**Exercise material**
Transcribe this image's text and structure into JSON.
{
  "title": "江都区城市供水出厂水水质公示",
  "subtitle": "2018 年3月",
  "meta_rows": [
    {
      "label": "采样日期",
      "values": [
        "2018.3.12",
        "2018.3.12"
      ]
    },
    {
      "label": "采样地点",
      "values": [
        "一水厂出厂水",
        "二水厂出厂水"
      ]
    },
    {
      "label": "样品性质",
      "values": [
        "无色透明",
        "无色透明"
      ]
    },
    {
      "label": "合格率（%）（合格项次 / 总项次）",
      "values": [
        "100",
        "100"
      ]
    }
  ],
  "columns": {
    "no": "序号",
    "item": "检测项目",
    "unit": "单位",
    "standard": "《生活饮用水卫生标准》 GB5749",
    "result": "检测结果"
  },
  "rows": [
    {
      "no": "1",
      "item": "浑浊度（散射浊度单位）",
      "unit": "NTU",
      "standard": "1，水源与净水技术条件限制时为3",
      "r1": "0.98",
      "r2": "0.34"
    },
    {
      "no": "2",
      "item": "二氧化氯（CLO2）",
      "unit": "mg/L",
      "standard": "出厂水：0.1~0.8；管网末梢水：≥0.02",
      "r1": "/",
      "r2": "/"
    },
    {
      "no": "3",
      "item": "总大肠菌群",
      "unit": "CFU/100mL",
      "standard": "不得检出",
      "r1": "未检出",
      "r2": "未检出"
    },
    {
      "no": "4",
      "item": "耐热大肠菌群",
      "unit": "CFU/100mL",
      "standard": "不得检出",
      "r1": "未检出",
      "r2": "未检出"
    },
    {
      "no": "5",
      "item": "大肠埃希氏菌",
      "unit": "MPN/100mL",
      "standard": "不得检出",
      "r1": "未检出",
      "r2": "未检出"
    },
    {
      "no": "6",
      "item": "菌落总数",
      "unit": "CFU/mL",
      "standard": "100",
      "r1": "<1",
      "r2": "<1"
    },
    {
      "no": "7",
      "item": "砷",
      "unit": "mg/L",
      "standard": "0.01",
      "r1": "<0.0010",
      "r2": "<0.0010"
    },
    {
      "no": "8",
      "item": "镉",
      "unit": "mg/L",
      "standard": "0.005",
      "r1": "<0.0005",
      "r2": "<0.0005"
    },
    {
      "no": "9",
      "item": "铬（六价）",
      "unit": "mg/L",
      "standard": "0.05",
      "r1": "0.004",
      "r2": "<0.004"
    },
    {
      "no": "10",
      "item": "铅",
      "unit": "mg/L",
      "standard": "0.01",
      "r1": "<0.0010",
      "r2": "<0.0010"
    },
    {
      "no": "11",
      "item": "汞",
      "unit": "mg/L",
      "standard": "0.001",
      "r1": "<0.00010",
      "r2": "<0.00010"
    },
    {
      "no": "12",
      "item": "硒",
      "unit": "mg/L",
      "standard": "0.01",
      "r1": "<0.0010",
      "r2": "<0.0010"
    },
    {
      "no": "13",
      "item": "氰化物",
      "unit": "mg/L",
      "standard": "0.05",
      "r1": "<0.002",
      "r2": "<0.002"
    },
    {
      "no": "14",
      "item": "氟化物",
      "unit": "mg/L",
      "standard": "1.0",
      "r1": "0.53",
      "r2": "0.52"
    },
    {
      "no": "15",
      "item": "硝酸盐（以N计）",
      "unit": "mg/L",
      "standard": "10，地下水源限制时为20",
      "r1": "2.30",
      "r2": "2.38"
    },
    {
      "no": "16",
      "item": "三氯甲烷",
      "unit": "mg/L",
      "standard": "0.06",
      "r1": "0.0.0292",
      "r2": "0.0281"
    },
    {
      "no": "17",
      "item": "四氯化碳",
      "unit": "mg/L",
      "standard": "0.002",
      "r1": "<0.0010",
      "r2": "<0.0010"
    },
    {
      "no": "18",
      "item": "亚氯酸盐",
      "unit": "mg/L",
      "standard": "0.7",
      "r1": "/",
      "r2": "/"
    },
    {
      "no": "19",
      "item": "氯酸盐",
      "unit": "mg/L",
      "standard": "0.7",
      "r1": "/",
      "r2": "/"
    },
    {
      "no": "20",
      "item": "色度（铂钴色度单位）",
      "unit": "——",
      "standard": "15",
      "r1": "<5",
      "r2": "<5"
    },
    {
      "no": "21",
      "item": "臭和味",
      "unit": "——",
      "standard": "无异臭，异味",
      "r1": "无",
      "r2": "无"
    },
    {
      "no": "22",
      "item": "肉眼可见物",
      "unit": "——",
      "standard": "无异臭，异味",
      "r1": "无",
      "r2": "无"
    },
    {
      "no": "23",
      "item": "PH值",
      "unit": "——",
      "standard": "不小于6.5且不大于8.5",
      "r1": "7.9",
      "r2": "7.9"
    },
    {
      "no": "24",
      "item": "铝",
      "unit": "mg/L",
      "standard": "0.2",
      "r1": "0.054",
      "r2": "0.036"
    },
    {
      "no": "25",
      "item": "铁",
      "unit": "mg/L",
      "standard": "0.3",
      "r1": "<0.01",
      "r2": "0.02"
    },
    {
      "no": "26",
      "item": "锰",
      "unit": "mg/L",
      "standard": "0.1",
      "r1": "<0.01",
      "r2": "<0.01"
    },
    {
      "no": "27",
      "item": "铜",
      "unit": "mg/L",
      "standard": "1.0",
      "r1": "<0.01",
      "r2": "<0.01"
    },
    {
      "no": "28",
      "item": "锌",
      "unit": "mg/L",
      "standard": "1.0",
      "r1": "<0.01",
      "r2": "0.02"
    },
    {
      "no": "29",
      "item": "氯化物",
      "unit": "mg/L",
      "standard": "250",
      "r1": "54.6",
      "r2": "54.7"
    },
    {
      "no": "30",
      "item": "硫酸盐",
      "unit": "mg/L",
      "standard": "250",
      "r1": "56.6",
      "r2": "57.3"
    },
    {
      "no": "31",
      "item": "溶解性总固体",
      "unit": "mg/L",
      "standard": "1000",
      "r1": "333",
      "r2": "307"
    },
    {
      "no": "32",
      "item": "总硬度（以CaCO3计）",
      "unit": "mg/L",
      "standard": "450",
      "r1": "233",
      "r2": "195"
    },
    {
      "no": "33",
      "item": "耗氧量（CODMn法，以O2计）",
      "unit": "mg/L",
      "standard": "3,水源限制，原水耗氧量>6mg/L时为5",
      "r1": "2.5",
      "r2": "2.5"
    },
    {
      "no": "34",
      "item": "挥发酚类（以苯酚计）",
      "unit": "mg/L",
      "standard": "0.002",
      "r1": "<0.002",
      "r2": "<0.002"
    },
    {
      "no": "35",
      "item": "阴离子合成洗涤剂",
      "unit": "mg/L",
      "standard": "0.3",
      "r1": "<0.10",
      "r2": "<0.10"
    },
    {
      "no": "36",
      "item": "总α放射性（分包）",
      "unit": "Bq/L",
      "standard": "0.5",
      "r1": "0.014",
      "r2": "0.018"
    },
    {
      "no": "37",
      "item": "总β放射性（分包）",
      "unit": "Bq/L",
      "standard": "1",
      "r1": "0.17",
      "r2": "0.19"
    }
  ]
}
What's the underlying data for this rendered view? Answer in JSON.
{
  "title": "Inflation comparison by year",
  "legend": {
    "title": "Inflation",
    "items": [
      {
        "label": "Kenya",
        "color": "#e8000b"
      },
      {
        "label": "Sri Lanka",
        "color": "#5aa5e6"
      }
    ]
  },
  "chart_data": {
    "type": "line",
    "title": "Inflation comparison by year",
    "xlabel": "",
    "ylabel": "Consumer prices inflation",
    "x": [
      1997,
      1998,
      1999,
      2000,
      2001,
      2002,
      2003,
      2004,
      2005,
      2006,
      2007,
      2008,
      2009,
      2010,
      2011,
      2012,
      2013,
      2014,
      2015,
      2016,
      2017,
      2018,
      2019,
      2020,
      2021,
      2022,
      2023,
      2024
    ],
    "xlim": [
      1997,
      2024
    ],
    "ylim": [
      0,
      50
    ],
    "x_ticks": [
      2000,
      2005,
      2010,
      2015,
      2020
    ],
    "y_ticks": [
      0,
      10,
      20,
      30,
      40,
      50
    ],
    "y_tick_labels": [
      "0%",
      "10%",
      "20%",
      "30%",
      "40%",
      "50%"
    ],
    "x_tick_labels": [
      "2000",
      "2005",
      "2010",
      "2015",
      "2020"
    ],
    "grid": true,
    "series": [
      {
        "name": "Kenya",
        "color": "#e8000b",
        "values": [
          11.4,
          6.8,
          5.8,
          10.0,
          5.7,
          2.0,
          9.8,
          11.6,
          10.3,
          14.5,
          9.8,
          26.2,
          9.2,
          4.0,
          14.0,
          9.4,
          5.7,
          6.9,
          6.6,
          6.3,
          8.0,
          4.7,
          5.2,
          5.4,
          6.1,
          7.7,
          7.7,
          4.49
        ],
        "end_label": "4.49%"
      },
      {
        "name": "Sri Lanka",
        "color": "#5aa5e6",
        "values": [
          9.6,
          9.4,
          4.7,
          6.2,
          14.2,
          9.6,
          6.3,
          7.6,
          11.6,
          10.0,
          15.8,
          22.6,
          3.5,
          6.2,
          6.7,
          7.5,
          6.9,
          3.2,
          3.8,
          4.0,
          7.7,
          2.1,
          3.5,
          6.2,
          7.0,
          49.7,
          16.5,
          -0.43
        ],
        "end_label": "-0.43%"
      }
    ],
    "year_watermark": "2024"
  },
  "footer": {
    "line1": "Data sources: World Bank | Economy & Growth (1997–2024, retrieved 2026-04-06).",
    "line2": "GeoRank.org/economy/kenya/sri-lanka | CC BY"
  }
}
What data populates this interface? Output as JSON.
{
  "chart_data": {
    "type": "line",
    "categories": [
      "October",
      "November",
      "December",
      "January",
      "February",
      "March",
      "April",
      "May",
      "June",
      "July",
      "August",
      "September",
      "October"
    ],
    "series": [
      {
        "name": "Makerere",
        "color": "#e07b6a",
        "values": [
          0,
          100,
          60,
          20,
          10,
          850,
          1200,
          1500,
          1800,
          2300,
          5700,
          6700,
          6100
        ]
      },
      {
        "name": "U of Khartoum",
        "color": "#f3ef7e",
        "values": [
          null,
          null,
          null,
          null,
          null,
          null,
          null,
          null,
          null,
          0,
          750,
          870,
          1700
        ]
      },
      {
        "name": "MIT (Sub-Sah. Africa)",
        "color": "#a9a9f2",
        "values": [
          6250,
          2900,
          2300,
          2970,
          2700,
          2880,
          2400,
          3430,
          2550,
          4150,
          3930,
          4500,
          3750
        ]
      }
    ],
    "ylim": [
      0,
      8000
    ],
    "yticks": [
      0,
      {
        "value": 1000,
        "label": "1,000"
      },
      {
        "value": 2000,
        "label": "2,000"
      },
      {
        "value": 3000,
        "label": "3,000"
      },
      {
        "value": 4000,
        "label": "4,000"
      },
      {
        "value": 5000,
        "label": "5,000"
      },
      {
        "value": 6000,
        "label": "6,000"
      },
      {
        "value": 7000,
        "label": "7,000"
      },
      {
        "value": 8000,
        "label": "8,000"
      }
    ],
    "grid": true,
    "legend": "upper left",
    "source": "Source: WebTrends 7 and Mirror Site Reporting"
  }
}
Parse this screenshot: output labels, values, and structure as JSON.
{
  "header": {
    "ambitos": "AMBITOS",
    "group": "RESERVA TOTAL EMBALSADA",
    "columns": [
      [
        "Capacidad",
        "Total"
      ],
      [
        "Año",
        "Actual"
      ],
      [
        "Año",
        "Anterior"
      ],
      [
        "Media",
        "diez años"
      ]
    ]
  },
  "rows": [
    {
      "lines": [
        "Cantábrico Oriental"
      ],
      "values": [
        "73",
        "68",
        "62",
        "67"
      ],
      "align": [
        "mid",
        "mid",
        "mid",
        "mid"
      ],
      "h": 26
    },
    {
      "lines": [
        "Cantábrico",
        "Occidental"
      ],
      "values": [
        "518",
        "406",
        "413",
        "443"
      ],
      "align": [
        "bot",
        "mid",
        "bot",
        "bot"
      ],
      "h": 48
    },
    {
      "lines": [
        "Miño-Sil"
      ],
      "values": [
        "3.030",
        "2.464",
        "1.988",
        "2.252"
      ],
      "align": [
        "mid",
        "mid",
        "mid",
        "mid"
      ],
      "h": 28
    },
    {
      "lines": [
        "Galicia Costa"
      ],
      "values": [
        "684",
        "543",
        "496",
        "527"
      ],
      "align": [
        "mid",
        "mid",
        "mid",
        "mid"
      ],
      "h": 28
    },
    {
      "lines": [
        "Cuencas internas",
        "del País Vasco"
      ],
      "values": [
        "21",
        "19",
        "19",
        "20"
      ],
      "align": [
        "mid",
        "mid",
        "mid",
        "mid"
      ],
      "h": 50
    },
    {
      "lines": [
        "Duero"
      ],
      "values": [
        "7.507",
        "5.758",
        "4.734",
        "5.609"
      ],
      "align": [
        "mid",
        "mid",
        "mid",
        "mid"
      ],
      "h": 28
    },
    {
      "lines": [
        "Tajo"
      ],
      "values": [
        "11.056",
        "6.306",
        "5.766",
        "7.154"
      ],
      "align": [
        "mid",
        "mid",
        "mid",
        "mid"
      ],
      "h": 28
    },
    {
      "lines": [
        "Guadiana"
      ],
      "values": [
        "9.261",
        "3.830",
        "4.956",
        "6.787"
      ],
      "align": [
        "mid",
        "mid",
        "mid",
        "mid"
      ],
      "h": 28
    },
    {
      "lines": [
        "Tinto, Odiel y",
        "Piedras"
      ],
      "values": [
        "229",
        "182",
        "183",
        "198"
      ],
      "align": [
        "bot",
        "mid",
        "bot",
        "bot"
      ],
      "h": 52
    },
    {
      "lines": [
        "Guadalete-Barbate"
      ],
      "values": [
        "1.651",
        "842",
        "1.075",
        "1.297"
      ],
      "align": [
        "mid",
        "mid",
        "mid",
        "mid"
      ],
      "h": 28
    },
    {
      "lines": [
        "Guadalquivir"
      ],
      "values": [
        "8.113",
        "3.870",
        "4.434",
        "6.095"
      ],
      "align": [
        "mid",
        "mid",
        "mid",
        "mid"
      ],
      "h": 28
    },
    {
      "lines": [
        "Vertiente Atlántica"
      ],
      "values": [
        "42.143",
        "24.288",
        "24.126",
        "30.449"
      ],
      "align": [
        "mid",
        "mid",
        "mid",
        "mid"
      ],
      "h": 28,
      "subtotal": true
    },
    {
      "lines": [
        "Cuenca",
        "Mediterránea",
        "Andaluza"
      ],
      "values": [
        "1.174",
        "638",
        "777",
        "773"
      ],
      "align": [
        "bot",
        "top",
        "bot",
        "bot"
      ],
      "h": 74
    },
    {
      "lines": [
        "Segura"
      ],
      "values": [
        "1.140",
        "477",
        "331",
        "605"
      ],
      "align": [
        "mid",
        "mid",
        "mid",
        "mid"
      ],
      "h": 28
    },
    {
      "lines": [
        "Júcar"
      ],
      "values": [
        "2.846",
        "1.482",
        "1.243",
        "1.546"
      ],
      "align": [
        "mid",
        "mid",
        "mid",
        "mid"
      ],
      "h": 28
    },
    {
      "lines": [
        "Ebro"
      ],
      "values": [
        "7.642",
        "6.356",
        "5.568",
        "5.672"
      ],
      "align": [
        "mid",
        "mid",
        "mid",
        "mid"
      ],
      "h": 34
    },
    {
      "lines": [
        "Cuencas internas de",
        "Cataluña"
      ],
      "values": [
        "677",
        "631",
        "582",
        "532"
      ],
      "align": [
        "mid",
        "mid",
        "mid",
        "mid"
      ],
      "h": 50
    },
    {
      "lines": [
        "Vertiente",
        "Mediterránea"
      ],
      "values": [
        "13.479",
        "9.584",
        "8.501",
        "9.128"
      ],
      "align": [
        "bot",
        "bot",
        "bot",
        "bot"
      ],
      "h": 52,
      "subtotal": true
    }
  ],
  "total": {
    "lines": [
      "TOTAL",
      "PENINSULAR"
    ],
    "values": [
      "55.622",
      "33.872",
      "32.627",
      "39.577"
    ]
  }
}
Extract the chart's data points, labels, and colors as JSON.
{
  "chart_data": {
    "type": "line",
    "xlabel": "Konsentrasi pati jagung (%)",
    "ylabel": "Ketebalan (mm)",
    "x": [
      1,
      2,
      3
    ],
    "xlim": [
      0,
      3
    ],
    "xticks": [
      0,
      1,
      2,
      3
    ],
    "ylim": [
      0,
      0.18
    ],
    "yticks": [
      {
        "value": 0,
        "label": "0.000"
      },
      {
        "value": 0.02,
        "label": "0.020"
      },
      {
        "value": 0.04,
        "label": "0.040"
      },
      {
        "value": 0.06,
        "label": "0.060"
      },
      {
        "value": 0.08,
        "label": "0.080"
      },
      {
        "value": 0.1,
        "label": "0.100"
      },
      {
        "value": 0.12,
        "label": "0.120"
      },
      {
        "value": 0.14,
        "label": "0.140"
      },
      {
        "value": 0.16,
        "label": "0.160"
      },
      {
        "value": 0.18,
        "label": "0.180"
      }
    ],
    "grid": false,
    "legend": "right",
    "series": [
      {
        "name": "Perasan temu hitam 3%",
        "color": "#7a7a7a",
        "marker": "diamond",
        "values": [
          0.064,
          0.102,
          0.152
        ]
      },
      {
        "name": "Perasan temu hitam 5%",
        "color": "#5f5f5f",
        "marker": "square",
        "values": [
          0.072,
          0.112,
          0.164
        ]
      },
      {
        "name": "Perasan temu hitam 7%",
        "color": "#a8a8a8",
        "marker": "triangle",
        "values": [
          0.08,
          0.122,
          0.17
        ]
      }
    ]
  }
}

**Set task**
Only lines with "comparison" are wanted here; list each of them.

**Task answer**
  "title": "Inflation comparison by year",
    "title": "Inflation comparison by year",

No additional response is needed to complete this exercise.